§ Job:
Please rewrite the data below, swapping every "distanced" for "separated" and leaving everything else unchanged.

§ Material for the task:
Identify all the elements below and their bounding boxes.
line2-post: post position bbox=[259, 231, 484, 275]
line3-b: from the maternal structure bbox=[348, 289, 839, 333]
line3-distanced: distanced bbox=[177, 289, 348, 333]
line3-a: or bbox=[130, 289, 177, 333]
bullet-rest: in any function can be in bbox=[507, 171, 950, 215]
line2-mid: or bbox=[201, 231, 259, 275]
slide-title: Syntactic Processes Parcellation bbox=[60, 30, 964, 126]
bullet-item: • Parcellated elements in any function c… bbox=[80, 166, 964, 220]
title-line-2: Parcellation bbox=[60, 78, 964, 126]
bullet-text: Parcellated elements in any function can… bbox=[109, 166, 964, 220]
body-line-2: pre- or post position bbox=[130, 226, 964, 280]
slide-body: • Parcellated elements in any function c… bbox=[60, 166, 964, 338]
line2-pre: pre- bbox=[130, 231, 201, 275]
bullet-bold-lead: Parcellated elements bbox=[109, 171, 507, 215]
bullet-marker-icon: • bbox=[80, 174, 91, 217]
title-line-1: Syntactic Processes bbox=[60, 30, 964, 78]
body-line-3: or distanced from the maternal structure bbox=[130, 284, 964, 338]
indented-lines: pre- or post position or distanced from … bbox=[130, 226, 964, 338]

§ Solution to this task:
Identify all the elements below and their bounding boxes.
line2-post: post position bbox=[259, 231, 484, 275]
line3-b: from the maternal structure bbox=[348, 289, 839, 333]
line3-separated: separated bbox=[177, 289, 348, 333]
line3-a: or bbox=[130, 289, 177, 333]
bullet-rest: in any function can be in bbox=[507, 171, 950, 215]
line2-mid: or bbox=[201, 231, 259, 275]
slide-title: Syntactic Processes Parcellation bbox=[60, 30, 964, 126]
bullet-item: • Parcellated elements in any function c… bbox=[80, 166, 964, 220]
title-line-2: Parcellation bbox=[60, 78, 964, 126]
bullet-text: Parcellated elements in any function can… bbox=[109, 166, 964, 220]
body-line-2: pre- or post position bbox=[130, 226, 964, 280]
slide-body: • Parcellated elements in any function c… bbox=[60, 166, 964, 338]
line2-pre: pre- bbox=[130, 231, 201, 275]
bullet-bold-lead: Parcellated elements bbox=[109, 171, 507, 215]
bullet-marker-icon: • bbox=[80, 174, 91, 217]
title-line-1: Syntactic Processes bbox=[60, 30, 964, 78]
body-line-3: or separated from the maternal structure bbox=[130, 284, 964, 338]
indented-lines: pre- or post position or separated from … bbox=[130, 226, 964, 338]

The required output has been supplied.